:: Task requirements ::
Output all of the records exactly as written.

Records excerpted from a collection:
════════════════════

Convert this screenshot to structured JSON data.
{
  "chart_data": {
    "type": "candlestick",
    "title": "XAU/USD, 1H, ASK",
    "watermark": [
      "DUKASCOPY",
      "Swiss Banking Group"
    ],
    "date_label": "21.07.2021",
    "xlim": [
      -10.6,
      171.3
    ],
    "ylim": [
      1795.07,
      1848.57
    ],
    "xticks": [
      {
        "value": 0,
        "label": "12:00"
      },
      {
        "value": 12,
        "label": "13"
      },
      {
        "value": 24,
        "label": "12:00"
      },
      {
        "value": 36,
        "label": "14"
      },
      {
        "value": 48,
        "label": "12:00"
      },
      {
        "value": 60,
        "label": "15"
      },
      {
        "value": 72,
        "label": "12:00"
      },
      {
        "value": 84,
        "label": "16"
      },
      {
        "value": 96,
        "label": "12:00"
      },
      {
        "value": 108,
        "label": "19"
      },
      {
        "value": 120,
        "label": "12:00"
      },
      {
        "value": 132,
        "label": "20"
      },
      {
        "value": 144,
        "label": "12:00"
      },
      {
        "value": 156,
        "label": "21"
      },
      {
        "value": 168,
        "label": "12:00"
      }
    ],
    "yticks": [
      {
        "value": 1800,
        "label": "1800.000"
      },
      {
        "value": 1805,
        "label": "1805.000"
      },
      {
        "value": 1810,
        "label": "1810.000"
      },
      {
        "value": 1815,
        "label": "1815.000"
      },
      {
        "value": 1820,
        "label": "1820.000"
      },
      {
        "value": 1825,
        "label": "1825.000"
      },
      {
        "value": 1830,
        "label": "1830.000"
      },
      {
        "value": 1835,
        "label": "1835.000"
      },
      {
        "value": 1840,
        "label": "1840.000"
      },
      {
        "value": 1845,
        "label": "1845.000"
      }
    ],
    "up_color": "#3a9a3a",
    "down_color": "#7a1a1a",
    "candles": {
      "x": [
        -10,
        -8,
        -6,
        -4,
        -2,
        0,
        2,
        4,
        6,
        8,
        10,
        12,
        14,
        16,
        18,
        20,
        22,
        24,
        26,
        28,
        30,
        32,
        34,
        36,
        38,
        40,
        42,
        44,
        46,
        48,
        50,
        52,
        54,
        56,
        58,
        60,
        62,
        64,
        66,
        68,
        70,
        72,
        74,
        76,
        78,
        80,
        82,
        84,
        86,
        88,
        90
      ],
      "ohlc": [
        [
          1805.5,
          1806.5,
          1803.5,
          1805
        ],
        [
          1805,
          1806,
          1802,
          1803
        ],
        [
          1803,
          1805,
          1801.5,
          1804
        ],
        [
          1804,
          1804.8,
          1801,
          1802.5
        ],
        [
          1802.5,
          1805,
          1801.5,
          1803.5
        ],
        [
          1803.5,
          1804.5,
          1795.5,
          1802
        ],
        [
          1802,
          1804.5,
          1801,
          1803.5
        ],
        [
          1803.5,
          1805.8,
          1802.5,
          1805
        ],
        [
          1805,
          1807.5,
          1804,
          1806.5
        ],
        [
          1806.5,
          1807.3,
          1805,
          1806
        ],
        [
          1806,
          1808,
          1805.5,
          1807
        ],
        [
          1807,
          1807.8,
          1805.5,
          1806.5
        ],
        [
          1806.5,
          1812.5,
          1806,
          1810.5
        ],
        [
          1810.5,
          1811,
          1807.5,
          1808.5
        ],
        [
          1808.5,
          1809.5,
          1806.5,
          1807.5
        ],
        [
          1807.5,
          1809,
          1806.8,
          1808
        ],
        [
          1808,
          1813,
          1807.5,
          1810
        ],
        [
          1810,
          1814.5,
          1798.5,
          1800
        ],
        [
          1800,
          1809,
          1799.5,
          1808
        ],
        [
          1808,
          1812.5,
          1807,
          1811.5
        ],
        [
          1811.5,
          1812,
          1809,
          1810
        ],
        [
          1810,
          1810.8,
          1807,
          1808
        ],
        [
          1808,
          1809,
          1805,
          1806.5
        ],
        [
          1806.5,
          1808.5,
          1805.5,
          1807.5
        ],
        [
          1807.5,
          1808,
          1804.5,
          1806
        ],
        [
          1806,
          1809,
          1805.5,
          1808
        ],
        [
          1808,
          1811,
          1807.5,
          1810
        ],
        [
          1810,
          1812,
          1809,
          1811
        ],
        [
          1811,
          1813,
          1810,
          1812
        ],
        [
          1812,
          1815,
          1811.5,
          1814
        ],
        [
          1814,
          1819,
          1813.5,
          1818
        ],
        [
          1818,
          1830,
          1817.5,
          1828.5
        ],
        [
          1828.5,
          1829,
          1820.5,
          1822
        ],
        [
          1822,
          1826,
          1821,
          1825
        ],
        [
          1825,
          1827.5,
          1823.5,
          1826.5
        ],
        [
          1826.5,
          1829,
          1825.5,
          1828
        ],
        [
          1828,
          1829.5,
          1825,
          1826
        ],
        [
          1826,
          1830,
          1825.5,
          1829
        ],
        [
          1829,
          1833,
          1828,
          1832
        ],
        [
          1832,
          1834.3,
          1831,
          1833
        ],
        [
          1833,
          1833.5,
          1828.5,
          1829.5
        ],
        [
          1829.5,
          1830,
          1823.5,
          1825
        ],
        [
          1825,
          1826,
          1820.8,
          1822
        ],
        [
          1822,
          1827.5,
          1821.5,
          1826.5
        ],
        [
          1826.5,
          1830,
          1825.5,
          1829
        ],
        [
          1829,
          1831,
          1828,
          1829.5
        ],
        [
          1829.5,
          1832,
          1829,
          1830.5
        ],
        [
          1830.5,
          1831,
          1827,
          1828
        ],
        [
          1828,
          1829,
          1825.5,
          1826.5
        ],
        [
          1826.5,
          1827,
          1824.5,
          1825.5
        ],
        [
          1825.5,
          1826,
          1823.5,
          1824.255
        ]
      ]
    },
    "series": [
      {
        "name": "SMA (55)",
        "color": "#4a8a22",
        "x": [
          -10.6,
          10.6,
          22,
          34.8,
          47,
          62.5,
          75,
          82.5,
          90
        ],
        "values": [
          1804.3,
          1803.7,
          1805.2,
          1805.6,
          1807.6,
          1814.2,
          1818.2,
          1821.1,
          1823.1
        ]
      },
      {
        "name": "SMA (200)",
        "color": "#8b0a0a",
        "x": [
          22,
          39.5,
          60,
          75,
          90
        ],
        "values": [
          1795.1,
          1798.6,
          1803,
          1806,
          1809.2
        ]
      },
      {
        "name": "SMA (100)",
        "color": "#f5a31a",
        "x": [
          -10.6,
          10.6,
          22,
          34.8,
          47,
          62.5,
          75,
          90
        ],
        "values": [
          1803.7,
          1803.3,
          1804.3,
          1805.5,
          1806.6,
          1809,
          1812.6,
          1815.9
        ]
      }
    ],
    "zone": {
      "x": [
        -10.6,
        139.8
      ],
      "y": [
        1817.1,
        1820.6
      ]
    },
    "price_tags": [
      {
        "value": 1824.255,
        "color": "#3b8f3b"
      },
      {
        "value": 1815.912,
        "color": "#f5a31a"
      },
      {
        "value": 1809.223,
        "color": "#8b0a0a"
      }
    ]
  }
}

════════════════════

:: Exercise response ::
Convert this screenshot to structured JSON data.
{
  "chart_data": {
    "type": "candlestick",
    "title": "XAU/USD, 1H, ASK",
    "watermark": [
      "DUKASCOPY",
      "Swiss Banking Group"
    ],
    "date_label": "21.07.2021",
    "xlim": [
      -10.6,
      171.3
    ],
    "ylim": [
      1795.07,
      1848.57
    ],
    "xticks": [
      {
        "value": 0,
        "label": "12:00"
      },
      {
        "value": 12,
        "label": "13"
      },
      {
        "value": 24,
        "label": "12:00"
      },
      {
        "value": 36,
        "label": "14"
      },
      {
        "value": 48,
        "label": "12:00"
      },
      {
        "value": 60,
        "label": "15"
      },
      {
        "value": 72,
        "label": "12:00"
      },
      {
        "value": 84,
        "label": "16"
      },
      {
        "value": 96,
        "label": "12:00"
      },
      {
        "value": 108,
        "label": "19"
      },
      {
        "value": 120,
        "label": "12:00"
      },
      {
        "value": 132,
        "label": "20"
      },
      {
        "value": 144,
        "label": "12:00"
      },
      {
        "value": 156,
        "label": "21"
      },
      {
        "value": 168,
        "label": "12:00"
      }
    ],
    "yticks": [
      {
        "value": 1800,
        "label": "1800.000"
      },
      {
        "value": 1805,
        "label": "1805.000"
      },
      {
        "value": 1810,
        "label": "1810.000"
      },
      {
        "value": 1815,
        "label": "1815.000"
      },
      {
        "value": 1820,
        "label": "1820.000"
      },
      {
        "value": 1825,
        "label": "1825.000"
      },
      {
        "value": 1830,
        "label": "1830.000"
      },
      {
        "value": 1835,
        "label": "1835.000"
      },
      {
        "value": 1840,
        "label": "1840.000"
      },
      {
        "value": 1845,
        "label": "1845.000"
      }
    ],
    "up_color": "#3a9a3a",
    "down_color": "#7a1a1a",
    "candles": {
      "x": [
        -10,
        -8,
        -6,
        -4,
        -2,
        0,
        2,
        4,
        6,
        8,
        10,
        12,
        14,
        16,
        18,
        20,
        22,
        24,
        26,
        28,
        30,
        32,
        34,
        36,
        38,
        40,
        42,
        44,
        46,
        48,
        50,
        52,
        54,
        56,
        58,
        60,
        62,
        64,
        66,
        68,
        70,
        72,
        74,
        76,
        78,
        80,
        82,
        84,
        86,
        88,
        90
      ],
      "ohlc": [
        [
          1805.5,
          1806.5,
          1803.5,
          1805
        ],
        [
          1805,
          1806,
          1802,
          1803
        ],
        [
          1803,
          1805,
          1801.5,
          1804
        ],
        [
          1804,
          1804.8,
          1801,
          1802.5
        ],
        [
          1802.5,
          1805,
          1801.5,
          1803.5
        ],
        [
          1803.5,
          1804.5,
          1795.5,
          1802
        ],
        [
          1802,
          1804.5,
          1801,
          1803.5
        ],
        [
          1803.5,
          1805.8,
          1802.5,
          1805
        ],
        [
          1805,
          1807.5,
          1804,
          1806.5
        ],
        [
          1806.5,
          1807.3,
          1805,
          1806
        ],
        [
          1806,
          1808,
          1805.5,
          1807
        ],
        [
          1807,
          1807.8,
          1805.5,
          1806.5
        ],
        [
          1806.5,
          1812.5,
          1806,
          1810.5
        ],
        [
          1810.5,
          1811,
          1807.5,
          1808.5
        ],
        [
          1808.5,
          1809.5,
          1806.5,
          1807.5
        ],
        [
          1807.5,
          1809,
          1806.8,
          1808
        ],
        [
          1808,
          1813,
          1807.5,
          1810
        ],
        [
          1810,
          1814.5,
          1798.5,
          1800
        ],
        [
          1800,
          1809,
          1799.5,
          1808
        ],
        [
          1808,
          1812.5,
          1807,
          1811.5
        ],
        [
          1811.5,
          1812,
          1809,
          1810
        ],
        [
          1810,
          1810.8,
          1807,
          1808
        ],
        [
          1808,
          1809,
          1805,
          1806.5
        ],
        [
          1806.5,
          1808.5,
          1805.5,
          1807.5
        ],
        [
          1807.5,
          1808,
          1804.5,
          1806
        ],
        [
          1806,
          1809,
          1805.5,
          1808
        ],
        [
          1808,
          1811,
          1807.5,
          1810
        ],
        [
          1810,
          1812,
          1809,
          1811
        ],
        [
          1811,
          1813,
          1810,
          1812
        ],
        [
          1812,
          1815,
          1811.5,
          1814
        ],
        [
          1814,
          1819,
          1813.5,
          1818
        ],
        [
          1818,
          1830,
          1817.5,
          1828.5
        ],
        [
          1828.5,
          1829,
          1820.5,
          1822
        ],
        [
          1822,
          1826,
          1821,
          1825
        ],
        [
          1825,
          1827.5,
          1823.5,
          1826.5
        ],
        [
          1826.5,
          1829,
          1825.5,
          1828
        ],
        [
          1828,
          1829.5,
          1825,
          1826
        ],
        [
          1826,
          1830,
          1825.5,
          1829
        ],
        [
          1829,
          1833,
          1828,
          1832
        ],
        [
          1832,
          1834.3,
          1831,
          1833
        ],
        [
          1833,
          1833.5,
          1828.5,
          1829.5
        ],
        [
          1829.5,
          1830,
          1823.5,
          1825
        ],
        [
          1825,
          1826,
          1820.8,
          1822
        ],
        [
          1822,
          1827.5,
          1821.5,
          1826.5
        ],
        [
          1826.5,
          1830,
          1825.5,
          1829
        ],
        [
          1829,
          1831,
          1828,
          1829.5
        ],
        [
          1829.5,
          1832,
          1829,
          1830.5
        ],
        [
          1830.5,
          1831,
          1827,
          1828
        ],
        [
          1828,
          1829,
          1825.5,
          1826.5
        ],
        [
          1826.5,
          1827,
          1824.5,
          1825.5
        ],
        [
          1825.5,
          1826,
          1823.5,
          1824.255
        ]
      ]
    },
    "series": [
      {
        "name": "SMA (55)",
        "color": "#4a8a22",
        "x": [
          -10.6,
          10.6,
          22,
          34.8,
          47,
          62.5,
          75,
          82.5,
          90
        ],
        "values": [
          1804.3,
          1803.7,
          1805.2,
          1805.6,
          1807.6,
          1814.2,
          1818.2,
          1821.1,
          1823.1
        ]
      },
      {
        "name": "SMA (200)",
        "color": "#8b0a0a",
        "x": [
          22,
          39.5,
          60,
          75,
          90
        ],
        "values": [
          1795.1,
          1798.6,
          1803,
          1806,
          1809.2
        ]
      },
      {
        "name": "SMA (100)",
        "color": "#f5a31a",
        "x": [
          -10.6,
          10.6,
          22,
          34.8,
          47,
          62.5,
          75,
          90
        ],
        "values": [
          1803.7,
          1803.3,
          1804.3,
          1805.5,
          1806.6,
          1809,
          1812.6,
          1815.9
        ]
      }
    ],
    "zone": {
      "x": [
        -10.6,
        139.8
      ],
      "y": [
        1817.1,
        1820.6
      ]
    },
    "price_tags": [
      {
        "value": 1824.255,
        "color": "#3b8f3b"
      },
      {
        "value": 1815.912,
        "color": "#f5a31a"
      },
      {
        "value": 1809.223,
        "color": "#8b0a0a"
      }
    ]
  }
}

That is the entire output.